** start Data extract **

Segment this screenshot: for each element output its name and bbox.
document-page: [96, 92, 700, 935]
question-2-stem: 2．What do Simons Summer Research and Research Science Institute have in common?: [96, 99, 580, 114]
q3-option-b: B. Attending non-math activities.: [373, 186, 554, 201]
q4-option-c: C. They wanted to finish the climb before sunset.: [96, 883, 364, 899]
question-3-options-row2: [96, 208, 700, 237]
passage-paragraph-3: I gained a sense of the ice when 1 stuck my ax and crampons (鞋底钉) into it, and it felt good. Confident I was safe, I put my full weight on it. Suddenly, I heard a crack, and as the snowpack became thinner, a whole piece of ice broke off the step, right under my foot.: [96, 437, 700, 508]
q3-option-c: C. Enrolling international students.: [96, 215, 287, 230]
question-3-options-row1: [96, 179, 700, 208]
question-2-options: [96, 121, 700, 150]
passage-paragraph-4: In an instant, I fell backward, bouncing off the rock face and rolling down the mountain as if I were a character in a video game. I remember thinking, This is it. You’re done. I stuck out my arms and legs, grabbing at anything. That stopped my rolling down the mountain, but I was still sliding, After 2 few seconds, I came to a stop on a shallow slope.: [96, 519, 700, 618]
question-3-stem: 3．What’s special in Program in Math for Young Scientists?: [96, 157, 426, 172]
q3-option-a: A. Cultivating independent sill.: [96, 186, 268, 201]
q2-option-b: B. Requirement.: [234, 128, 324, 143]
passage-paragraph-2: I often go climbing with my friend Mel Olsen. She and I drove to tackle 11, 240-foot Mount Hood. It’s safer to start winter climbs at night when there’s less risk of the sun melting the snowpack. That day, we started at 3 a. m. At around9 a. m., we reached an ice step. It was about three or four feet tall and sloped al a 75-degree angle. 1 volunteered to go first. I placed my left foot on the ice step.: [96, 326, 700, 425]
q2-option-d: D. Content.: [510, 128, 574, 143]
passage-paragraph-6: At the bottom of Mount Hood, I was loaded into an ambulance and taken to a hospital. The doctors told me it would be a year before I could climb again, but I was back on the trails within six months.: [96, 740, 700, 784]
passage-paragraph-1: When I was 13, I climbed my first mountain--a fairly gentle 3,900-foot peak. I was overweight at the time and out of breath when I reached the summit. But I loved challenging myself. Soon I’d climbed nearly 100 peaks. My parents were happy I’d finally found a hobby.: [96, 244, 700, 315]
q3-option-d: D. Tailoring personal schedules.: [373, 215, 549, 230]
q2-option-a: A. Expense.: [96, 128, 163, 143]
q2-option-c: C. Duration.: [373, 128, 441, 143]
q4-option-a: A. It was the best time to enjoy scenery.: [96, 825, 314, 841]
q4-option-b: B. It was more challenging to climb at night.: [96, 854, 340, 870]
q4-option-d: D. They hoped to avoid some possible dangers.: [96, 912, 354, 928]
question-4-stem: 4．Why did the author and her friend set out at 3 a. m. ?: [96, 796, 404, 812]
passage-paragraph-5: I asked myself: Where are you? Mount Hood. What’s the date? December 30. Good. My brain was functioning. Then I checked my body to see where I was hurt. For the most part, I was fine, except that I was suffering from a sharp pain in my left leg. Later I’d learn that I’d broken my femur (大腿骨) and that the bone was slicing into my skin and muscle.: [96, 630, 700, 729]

** end Data extract **
** start Data extract **

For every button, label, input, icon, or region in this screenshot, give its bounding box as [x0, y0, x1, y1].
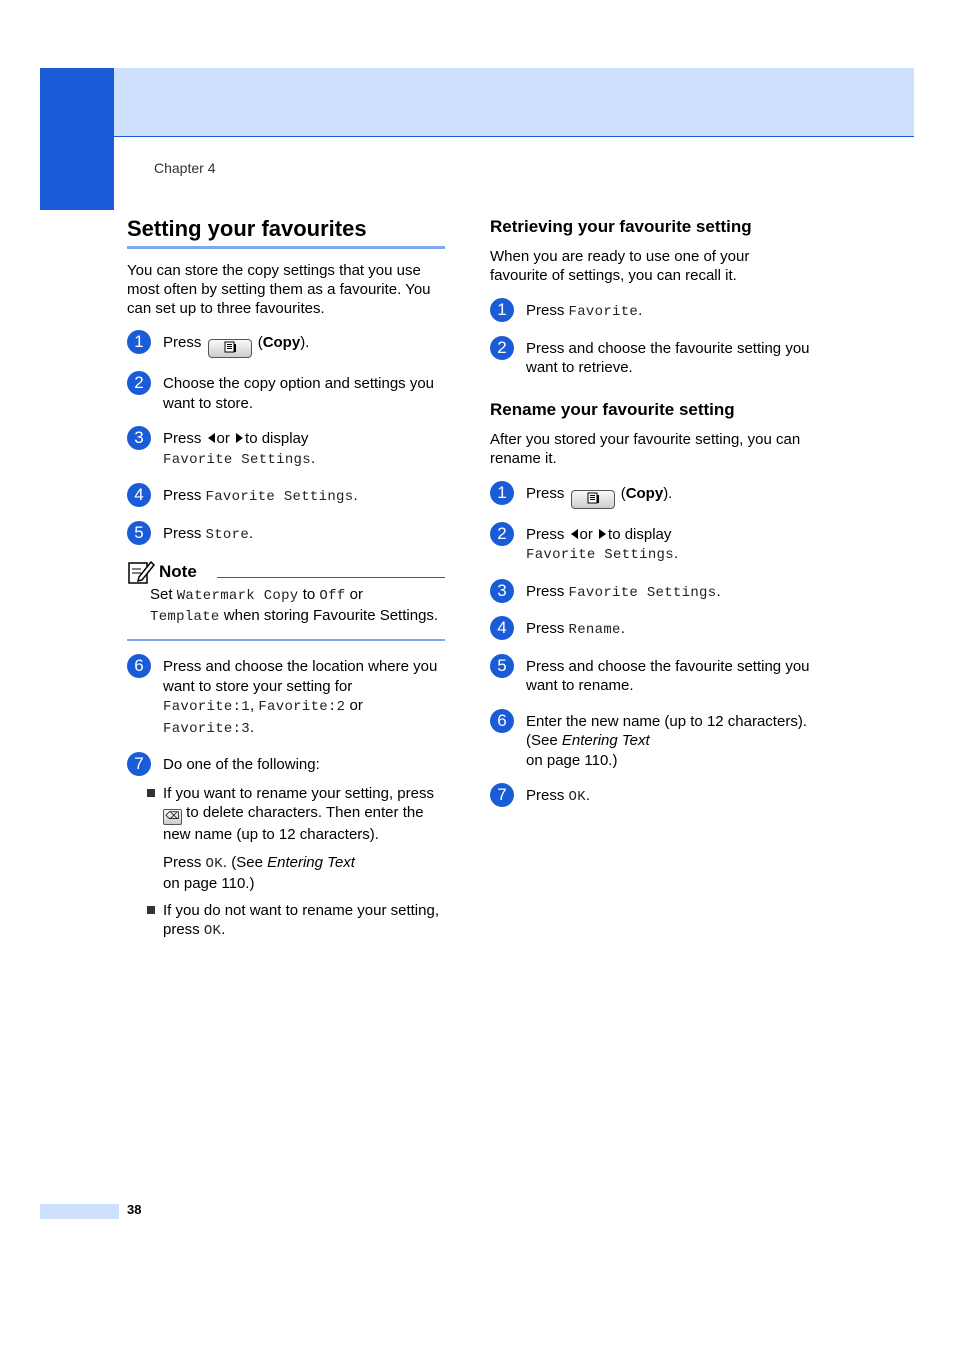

** end Data extract **

■ Aim: Please write out the entries above from the line containing "Segment this screenshot: for" through the line containing "question-2-options: [96, 121, 700, 150]", including both of those lines, keeping every character unchanged.

■ Final result:
Segment this screenshot: for each element output its name and bbox.
document-page: [96, 92, 700, 935]
question-2-stem: 2．What do Simons Summer Research and Research Science Institute have in common?: [96, 99, 580, 114]
q3-option-b: B. Attending non-math activities.: [373, 186, 554, 201]
q4-option-c: C. They wanted to finish the climb before sunset.: [96, 883, 364, 899]
question-3-options-row2: [96, 208, 700, 237]
passage-paragraph-3: I gained a sense of the ice when 1 stuck my ax and crampons (鞋底钉) into it, and it felt good. Confident I was safe, I put my full weight on it. Suddenly, I heard a crack, and as the snowpack became thinner, a whole piece of ice broke off the step, right under my foot.: [96, 437, 700, 508]
q3-option-c: C. Enrolling international students.: [96, 215, 287, 230]
question-3-options-row1: [96, 179, 700, 208]
question-2-options: [96, 121, 700, 150]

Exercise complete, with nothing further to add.